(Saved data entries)
* * * * * * * * *
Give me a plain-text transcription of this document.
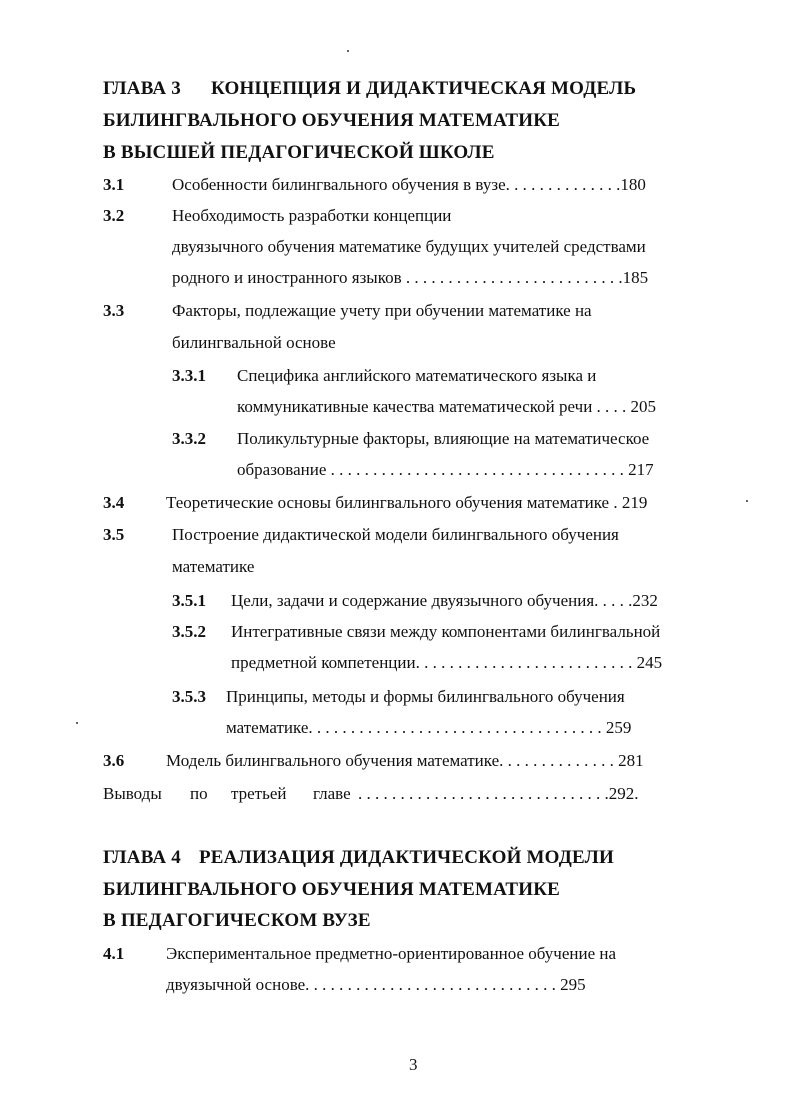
ГЛАВА 3 КОНЦЕПЦИЯ И ДИДАКТИЧЕСКАЯ МОДЕЛЬ
БИЛИНГВАЛЬНОГО ОБУЧЕНИЯ МАТЕМАТИКЕ
В ВЫСШЕЙ ПЕДАГОГИЧЕСКОЙ ШКОЛЕ
3.1	Особенности билингвального обучения в вузе. . . . . . . . . . . . . .180
3.2	Необходимость разработки концепции
двуязычного обучения математике будущих учителей средствами
родного и иностранного языков . . . . . . . . . . . . . . . . . . . . . . . . . .185
3.3	Факторы, подлежащие учету при обучении математике на
билингвальной основе
3.3.1 Специфика английского математического языка и
коммуникативные качества математической речи . . . . 205
3.3.2 Поликультурные факторы, влияющие на математическое
образование . . . . . . . . . . . . . . . . . . . . . . . . . . . . . . . . . . . 217
3.4 Теоретические основы билингвального обучения математике . 219
3.5	Построение дидактической модели билингвального обучения
математике
3.5.1 Цели, задачи и содержание двуязычного обучения. . . . .232
3.5.2 Интегративные связи между компонентами билингвальной
предметной компетенции. . . . . . . . . . . . . . . . . . . . . . . . . . 245
3.5.3 Принципы, методы и формы билингвального обучения
математике. . . . . . . . . . . . . . . . . . . . . . . . . . . . . . . . . . . 259
3.6 Модель билингвального обучения математике. . . . . . . . . . . . . . 281
Выводы по третьей главе . . . . . . . . . . . . . . . . . . . . . . . . . . . . . .292.
ГЛАВА 4 РЕАЛИЗАЦИЯ ДИДАКТИЧЕСКОЙ МОДЕЛИ
БИЛИНГВАЛЬНОГО ОБУЧЕНИЯ МАТЕМАТИКЕ
В ПЕДАГОГИЧЕСКОМ ВУЗЕ
4.1 Экспериментальное предметно-ориентированное обучение на
двуязычной основе. . . . . . . . . . . . . . . . . . . . . . . . . . . . . . 295
3
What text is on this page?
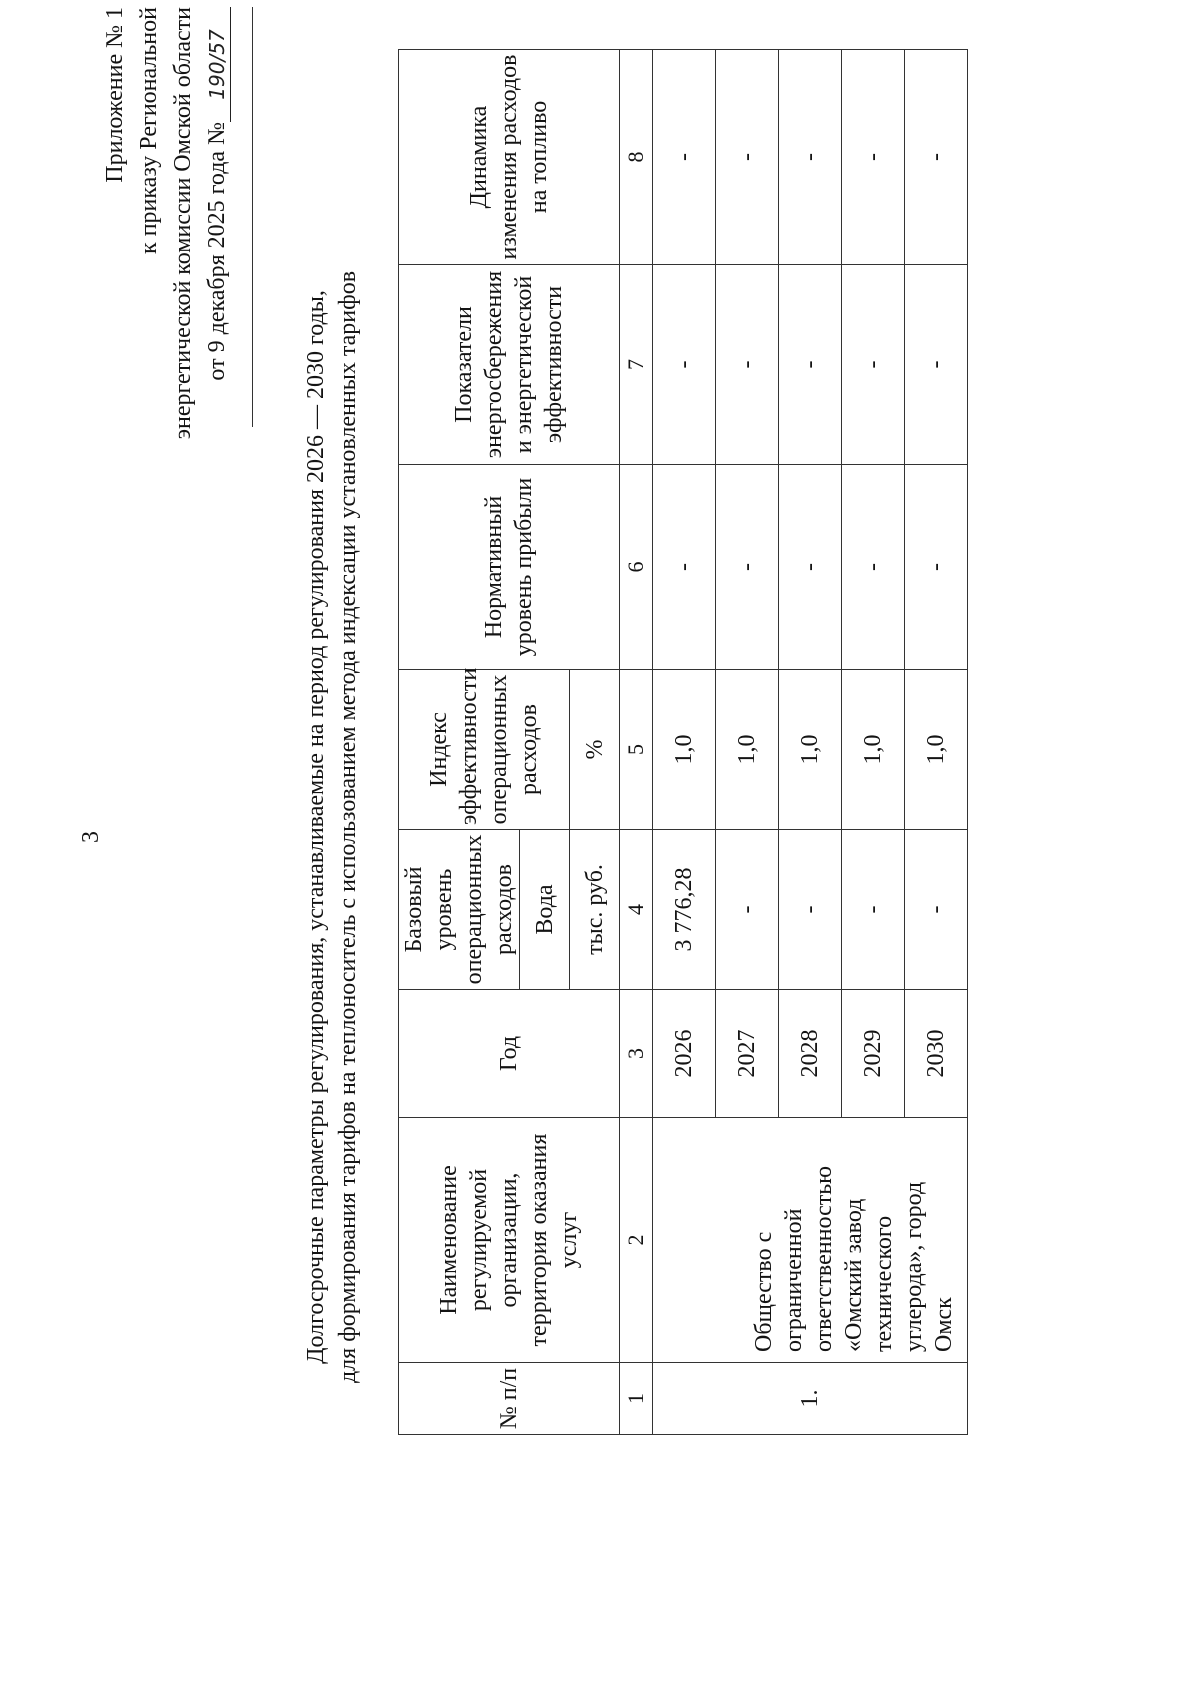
3
Приложение № 1 к приказу Региональной энергетической комиссии Омской области от 9 декабря 2025 года №190/57
Долгосрочные параметры регулирования, устанавливаемые на период регулирования 2026 — 2030 годы, для формирования тарифов на теплоноситель с использованием метода индексации установленных тарифов
№ п/п	Наименование регулируемой организации, территория оказания услуг	Год	Базовый уровень операционных расходов	Индекс эффективности операционных расходов	Нормативный уровень прибыли	Показатели энергосбережения и энергетической эффективности	Динамика изменения расходов на топливо

			Вода				
			тыс. руб.	%			
1	2	3	4	5	6	7	8
1.	Общество с ограниченной ответственностью «Омский завод технического углерода», город Омск	2026	3 776,28	1,0	-	-	-
		2027	-	1,0	-	-	-
		2028	-	1,0	-	-	-
		2029	-	1,0	-	-	-
		2030	-	1,0	-	-	-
* * * * * * * * *
=== What is expected ===
Identify which lines contain the word "text" and copy each one.

=== Answer to the exercise ===
Give me a plain-text transcription of this document.
What text is on this page?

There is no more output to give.